*YOUR OBJECTIVE:* Print the data that follows exactly.

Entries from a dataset
================

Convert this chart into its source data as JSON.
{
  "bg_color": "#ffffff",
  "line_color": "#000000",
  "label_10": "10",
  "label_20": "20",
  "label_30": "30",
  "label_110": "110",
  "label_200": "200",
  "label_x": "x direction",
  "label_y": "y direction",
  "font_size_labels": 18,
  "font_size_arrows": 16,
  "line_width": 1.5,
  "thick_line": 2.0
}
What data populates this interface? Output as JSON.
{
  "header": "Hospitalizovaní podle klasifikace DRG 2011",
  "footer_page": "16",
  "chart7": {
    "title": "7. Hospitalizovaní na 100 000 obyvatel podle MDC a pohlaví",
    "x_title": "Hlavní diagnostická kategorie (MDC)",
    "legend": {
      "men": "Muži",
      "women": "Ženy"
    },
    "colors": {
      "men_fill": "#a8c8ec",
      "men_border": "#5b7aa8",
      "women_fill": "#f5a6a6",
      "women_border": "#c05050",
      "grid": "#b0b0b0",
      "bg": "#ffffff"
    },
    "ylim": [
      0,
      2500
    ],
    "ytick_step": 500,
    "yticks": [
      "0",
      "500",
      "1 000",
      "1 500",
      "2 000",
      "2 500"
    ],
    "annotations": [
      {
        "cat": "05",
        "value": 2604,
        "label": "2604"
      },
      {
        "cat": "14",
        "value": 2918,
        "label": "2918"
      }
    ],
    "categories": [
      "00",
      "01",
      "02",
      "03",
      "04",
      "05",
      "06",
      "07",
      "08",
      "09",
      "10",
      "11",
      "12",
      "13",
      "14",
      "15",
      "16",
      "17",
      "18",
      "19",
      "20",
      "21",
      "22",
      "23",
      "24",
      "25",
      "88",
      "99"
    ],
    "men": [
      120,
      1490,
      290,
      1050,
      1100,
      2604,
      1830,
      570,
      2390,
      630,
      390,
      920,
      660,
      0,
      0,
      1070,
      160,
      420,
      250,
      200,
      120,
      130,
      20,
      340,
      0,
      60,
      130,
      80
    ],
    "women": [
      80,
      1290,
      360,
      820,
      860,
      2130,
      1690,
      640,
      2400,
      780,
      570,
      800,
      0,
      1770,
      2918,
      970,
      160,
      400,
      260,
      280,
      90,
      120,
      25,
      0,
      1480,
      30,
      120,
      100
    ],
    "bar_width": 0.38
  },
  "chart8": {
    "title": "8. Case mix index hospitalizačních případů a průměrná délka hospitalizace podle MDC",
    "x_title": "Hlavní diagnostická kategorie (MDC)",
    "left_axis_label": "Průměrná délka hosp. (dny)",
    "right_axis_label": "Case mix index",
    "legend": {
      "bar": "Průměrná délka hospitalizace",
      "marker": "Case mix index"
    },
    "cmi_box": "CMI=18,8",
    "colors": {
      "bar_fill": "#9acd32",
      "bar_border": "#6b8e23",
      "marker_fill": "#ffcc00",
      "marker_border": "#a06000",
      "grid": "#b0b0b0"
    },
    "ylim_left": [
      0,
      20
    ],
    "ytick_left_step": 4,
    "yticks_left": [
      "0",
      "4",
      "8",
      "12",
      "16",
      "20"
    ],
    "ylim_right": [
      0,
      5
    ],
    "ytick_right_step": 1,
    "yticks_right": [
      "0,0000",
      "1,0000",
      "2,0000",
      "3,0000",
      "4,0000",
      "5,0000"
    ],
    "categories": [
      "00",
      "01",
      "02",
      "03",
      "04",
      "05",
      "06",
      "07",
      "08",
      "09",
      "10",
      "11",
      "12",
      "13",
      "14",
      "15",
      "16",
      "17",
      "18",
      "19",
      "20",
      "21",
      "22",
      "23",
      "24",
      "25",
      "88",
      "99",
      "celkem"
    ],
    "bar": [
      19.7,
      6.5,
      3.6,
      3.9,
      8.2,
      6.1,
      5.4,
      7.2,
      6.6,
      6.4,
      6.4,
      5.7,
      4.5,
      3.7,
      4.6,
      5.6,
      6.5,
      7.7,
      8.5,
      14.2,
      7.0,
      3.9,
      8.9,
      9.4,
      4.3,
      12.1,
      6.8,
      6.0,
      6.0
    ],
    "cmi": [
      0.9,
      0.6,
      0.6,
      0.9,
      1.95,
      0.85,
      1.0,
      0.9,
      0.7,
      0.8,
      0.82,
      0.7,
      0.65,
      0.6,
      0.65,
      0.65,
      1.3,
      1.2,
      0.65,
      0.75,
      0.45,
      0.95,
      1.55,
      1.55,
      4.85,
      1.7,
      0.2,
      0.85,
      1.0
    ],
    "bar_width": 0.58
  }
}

================

*FULL SOLUTION:*
Convert this chart into its source data as JSON.
{
  "bg_color": "#ffffff",
  "line_color": "#000000",
  "label_10": "10",
  "label_20": "20",
  "label_30": "30",
  "label_110": "110",
  "label_200": "200",
  "label_x": "x direction",
  "label_y": "y direction",
  "font_size_labels": 18,
  "font_size_arrows": 16,
  "line_width": 1.5,
  "thick_line": 2.0
}
What data populates this interface? Output as JSON.
{
  "header": "Hospitalizovaní podle klasifikace DRG 2011",
  "footer_page": "16",
  "chart7": {
    "title": "7. Hospitalizovaní na 100 000 obyvatel podle MDC a pohlaví",
    "x_title": "Hlavní diagnostická kategorie (MDC)",
    "legend": {
      "men": "Muži",
      "women": "Ženy"
    },
    "colors": {
      "men_fill": "#a8c8ec",
      "men_border": "#5b7aa8",
      "women_fill": "#f5a6a6",
      "women_border": "#c05050",
      "grid": "#b0b0b0",
      "bg": "#ffffff"
    },
    "ylim": [
      0,
      2500
    ],
    "ytick_step": 500,
    "yticks": [
      "0",
      "500",
      "1 000",
      "1 500",
      "2 000",
      "2 500"
    ],
    "annotations": [
      {
        "cat": "05",
        "value": 2604,
        "label": "2604"
      },
      {
        "cat": "14",
        "value": 2918,
        "label": "2918"
      }
    ],
    "categories": [
      "00",
      "01",
      "02",
      "03",
      "04",
      "05",
      "06",
      "07",
      "08",
      "09",
      "10",
      "11",
      "12",
      "13",
      "14",
      "15",
      "16",
      "17",
      "18",
      "19",
      "20",
      "21",
      "22",
      "23",
      "24",
      "25",
      "88",
      "99"
    ],
    "men": [
      120,
      1490,
      290,
      1050,
      1100,
      2604,
      1830,
      570,
      2390,
      630,
      390,
      920,
      660,
      0,
      0,
      1070,
      160,
      420,
      250,
      200,
      120,
      130,
      20,
      340,
      0,
      60,
      130,
      80
    ],
    "women": [
      80,
      1290,
      360,
      820,
      860,
      2130,
      1690,
      640,
      2400,
      780,
      570,
      800,
      0,
      1770,
      2918,
      970,
      160,
      400,
      260,
      280,
      90,
      120,
      25,
      0,
      1480,
      30,
      120,
      100
    ],
    "bar_width": 0.38
  },
  "chart8": {
    "title": "8. Case mix index hospitalizačních případů a průměrná délka hospitalizace podle MDC",
    "x_title": "Hlavní diagnostická kategorie (MDC)",
    "left_axis_label": "Průměrná délka hosp. (dny)",
    "right_axis_label": "Case mix index",
    "legend": {
      "bar": "Průměrná délka hospitalizace",
      "marker": "Case mix index"
    },
    "cmi_box": "CMI=18,8",
    "colors": {
      "bar_fill": "#9acd32",
      "bar_border": "#6b8e23",
      "marker_fill": "#ffcc00",
      "marker_border": "#a06000",
      "grid": "#b0b0b0"
    },
    "ylim_left": [
      0,
      20
    ],
    "ytick_left_step": 4,
    "yticks_left": [
      "0",
      "4",
      "8",
      "12",
      "16",
      "20"
    ],
    "ylim_right": [
      0,
      5
    ],
    "ytick_right_step": 1,
    "yticks_right": [
      "0,0000",
      "1,0000",
      "2,0000",
      "3,0000",
      "4,0000",
      "5,0000"
    ],
    "categories": [
      "00",
      "01",
      "02",
      "03",
      "04",
      "05",
      "06",
      "07",
      "08",
      "09",
      "10",
      "11",
      "12",
      "13",
      "14",
      "15",
      "16",
      "17",
      "18",
      "19",
      "20",
      "21",
      "22",
      "23",
      "24",
      "25",
      "88",
      "99",
      "celkem"
    ],
    "bar": [
      19.7,
      6.5,
      3.6,
      3.9,
      8.2,
      6.1,
      5.4,
      7.2,
      6.6,
      6.4,
      6.4,
      5.7,
      4.5,
      3.7,
      4.6,
      5.6,
      6.5,
      7.7,
      8.5,
      14.2,
      7.0,
      3.9,
      8.9,
      9.4,
      4.3,
      12.1,
      6.8,
      6.0,
      6.0
    ],
    "cmi": [
      0.9,
      0.6,
      0.6,
      0.9,
      1.95,
      0.85,
      1.0,
      0.9,
      0.7,
      0.8,
      0.82,
      0.7,
      0.65,
      0.6,
      0.65,
      0.65,
      1.3,
      1.2,
      0.65,
      0.75,
      0.45,
      0.95,
      1.55,
      1.55,
      4.85,
      1.7,
      0.2,
      0.85,
      1.0
    ],
    "bar_width": 0.58
  }
}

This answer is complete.